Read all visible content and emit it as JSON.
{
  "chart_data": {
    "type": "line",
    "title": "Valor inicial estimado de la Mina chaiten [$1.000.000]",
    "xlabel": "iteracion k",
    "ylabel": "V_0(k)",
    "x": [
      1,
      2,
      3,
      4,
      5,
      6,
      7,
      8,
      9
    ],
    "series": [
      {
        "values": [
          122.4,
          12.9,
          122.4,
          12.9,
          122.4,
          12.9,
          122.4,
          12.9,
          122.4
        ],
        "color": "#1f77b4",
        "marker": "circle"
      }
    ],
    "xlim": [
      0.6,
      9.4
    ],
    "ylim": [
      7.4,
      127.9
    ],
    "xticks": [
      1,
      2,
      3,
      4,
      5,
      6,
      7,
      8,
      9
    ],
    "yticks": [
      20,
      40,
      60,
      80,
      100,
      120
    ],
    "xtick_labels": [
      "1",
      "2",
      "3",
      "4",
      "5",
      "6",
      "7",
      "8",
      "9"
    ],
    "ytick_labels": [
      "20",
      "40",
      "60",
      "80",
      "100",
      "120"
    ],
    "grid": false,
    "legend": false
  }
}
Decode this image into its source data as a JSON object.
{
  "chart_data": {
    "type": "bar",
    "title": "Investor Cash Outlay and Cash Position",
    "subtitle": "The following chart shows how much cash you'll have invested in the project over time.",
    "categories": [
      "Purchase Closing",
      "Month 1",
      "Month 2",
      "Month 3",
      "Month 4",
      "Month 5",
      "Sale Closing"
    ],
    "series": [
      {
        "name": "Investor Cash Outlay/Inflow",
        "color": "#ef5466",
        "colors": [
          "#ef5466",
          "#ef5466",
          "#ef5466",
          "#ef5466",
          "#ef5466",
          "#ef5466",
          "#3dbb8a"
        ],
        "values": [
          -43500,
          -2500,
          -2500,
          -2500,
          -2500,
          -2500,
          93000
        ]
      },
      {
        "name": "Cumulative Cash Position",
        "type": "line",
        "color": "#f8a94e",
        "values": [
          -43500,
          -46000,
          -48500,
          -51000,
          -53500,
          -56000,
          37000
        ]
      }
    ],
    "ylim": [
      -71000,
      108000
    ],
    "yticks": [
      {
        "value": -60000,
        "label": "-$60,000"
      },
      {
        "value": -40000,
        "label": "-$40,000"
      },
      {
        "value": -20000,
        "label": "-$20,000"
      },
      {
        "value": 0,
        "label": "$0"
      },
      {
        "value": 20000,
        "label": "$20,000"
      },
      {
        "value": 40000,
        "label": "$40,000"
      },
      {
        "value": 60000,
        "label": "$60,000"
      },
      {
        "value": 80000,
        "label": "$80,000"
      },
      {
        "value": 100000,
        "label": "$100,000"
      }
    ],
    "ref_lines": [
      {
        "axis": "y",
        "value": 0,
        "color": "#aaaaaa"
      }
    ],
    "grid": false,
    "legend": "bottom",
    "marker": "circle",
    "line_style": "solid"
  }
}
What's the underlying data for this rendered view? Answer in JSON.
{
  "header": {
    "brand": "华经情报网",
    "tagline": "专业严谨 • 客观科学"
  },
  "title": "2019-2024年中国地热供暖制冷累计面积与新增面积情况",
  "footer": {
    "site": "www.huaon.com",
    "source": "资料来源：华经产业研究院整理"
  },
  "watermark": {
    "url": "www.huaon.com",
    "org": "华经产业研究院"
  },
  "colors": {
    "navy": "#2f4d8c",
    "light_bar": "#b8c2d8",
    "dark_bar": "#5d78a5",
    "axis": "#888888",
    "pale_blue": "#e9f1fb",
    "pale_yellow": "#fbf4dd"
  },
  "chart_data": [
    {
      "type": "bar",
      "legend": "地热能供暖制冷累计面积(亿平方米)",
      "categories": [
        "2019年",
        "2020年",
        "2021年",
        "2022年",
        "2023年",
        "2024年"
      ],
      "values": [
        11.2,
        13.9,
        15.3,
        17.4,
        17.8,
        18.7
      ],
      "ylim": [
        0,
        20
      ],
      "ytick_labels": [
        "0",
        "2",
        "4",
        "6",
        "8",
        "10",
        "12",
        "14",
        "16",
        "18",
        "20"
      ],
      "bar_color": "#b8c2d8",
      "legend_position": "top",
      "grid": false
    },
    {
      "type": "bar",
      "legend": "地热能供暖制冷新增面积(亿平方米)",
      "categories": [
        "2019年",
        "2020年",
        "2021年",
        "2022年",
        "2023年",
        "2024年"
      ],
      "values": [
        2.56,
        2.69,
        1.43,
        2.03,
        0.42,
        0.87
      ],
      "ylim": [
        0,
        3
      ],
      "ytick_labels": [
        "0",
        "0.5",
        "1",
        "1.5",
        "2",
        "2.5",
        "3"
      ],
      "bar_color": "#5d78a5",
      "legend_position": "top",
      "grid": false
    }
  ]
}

...

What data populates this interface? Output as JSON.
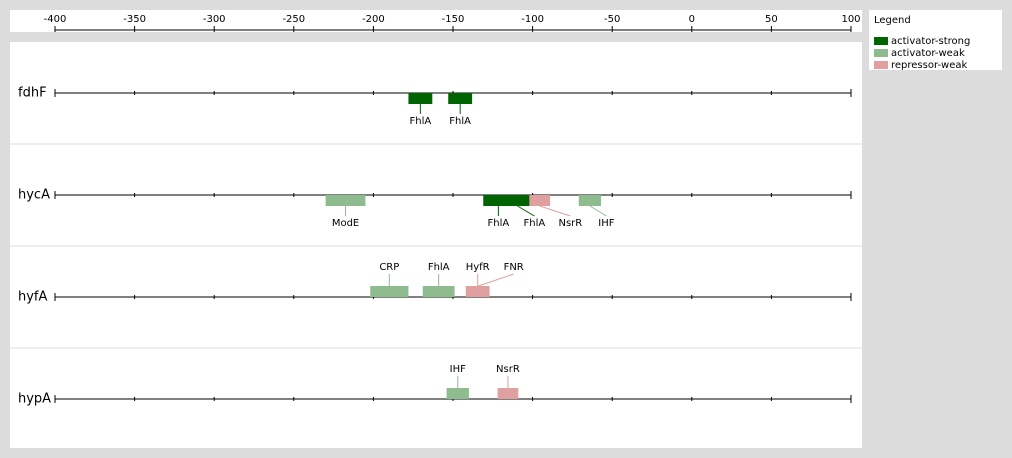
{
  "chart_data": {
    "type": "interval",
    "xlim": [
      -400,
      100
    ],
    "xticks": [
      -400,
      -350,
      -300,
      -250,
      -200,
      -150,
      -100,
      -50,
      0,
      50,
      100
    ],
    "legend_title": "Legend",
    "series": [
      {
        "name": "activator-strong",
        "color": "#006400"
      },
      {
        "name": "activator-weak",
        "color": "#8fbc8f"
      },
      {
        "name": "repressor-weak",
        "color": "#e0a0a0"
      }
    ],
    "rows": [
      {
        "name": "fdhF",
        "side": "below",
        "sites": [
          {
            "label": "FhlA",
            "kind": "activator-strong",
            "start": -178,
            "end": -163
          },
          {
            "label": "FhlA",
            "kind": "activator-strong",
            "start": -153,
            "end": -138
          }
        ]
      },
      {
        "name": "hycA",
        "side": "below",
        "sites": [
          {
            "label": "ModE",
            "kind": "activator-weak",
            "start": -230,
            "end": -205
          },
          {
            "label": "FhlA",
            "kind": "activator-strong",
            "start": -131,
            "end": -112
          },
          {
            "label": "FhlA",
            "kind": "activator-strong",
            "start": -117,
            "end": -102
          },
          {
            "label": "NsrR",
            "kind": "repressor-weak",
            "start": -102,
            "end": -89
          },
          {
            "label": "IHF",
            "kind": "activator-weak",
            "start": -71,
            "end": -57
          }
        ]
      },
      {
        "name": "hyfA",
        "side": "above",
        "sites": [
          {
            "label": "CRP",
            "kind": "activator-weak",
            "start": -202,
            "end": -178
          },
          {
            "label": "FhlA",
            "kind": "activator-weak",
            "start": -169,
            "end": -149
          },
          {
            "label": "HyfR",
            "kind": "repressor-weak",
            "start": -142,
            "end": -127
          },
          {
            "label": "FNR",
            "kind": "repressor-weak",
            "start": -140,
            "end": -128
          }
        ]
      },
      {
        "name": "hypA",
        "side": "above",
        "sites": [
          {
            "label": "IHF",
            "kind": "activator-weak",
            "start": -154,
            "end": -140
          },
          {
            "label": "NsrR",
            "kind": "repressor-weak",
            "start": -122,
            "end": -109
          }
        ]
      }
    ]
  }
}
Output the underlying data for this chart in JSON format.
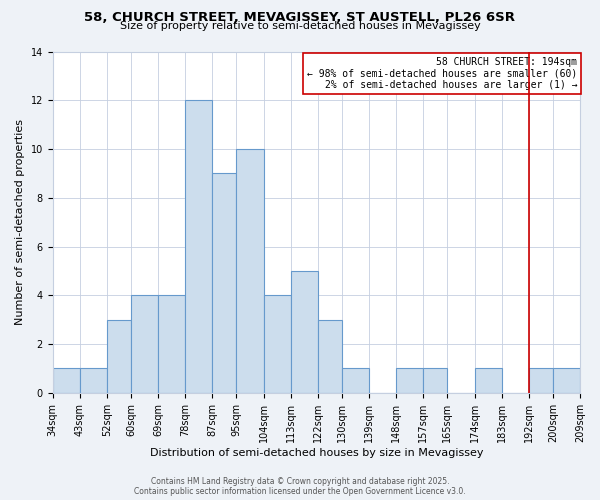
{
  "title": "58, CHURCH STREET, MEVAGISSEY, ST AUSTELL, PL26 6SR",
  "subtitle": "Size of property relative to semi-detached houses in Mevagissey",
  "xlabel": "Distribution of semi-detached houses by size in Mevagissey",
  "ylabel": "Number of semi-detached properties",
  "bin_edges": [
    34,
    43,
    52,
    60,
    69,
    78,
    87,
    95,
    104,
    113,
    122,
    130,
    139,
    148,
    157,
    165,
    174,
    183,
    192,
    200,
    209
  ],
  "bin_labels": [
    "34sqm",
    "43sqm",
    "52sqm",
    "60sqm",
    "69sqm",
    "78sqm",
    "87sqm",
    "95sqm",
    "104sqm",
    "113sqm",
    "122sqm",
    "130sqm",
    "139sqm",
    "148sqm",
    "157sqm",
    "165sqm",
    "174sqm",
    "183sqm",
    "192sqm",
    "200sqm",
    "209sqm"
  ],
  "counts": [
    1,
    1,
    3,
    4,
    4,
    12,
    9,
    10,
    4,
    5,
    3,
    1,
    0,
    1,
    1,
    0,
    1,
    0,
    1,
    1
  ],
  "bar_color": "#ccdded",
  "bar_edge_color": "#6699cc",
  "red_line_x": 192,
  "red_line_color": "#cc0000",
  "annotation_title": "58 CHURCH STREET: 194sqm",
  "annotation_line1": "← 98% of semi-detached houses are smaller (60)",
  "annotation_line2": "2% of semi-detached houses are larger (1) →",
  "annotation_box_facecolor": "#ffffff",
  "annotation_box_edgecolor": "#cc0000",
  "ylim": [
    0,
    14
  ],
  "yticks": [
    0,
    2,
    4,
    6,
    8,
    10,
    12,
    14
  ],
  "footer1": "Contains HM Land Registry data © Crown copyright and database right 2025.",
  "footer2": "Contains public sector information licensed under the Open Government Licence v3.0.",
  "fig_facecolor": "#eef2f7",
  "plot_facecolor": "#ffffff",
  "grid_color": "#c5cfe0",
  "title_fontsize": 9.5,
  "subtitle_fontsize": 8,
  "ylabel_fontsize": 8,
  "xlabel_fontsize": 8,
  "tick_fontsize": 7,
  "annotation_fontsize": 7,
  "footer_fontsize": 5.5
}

...

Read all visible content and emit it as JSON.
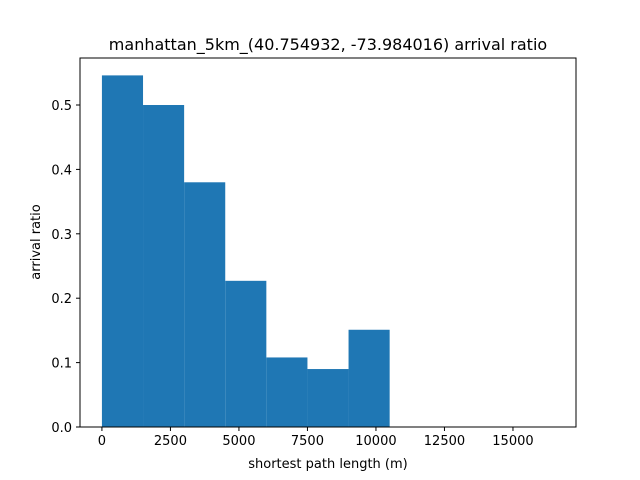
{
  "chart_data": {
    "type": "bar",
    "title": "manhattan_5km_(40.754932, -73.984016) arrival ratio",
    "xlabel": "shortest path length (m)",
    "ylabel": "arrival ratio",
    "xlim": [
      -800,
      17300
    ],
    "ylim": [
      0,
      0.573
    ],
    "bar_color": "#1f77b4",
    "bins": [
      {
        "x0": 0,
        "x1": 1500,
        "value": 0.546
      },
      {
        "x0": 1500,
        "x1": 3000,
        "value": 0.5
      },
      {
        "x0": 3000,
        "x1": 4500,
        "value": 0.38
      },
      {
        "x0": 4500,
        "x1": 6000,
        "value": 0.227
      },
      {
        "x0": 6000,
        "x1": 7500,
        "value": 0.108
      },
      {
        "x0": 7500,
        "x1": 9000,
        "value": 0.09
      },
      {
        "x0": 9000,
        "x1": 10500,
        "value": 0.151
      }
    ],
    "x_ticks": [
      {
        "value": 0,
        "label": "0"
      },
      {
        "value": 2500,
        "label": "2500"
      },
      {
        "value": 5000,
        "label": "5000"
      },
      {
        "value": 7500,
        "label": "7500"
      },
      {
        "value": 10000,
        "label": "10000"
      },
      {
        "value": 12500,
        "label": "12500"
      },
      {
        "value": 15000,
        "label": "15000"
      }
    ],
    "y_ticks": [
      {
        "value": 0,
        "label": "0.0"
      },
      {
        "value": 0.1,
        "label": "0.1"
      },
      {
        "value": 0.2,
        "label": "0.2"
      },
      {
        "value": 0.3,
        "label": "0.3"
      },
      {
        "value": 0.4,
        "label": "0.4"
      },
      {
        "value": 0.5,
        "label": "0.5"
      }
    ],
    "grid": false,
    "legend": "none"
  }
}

Problem: Filter the records, keeping only lines that contain "name", and show those lines.

Task answer:
        "name": "Investor Cash Outlay/Inflow",
        "name": "Cumulative Cash Position",
        "name": "activator-strong",
        "name": "activator-weak",
        "name": "repressor-weak",
        "name": "fdhF",
        "name": "hycA",
        "name": "hyfA",
        "name": "hypA",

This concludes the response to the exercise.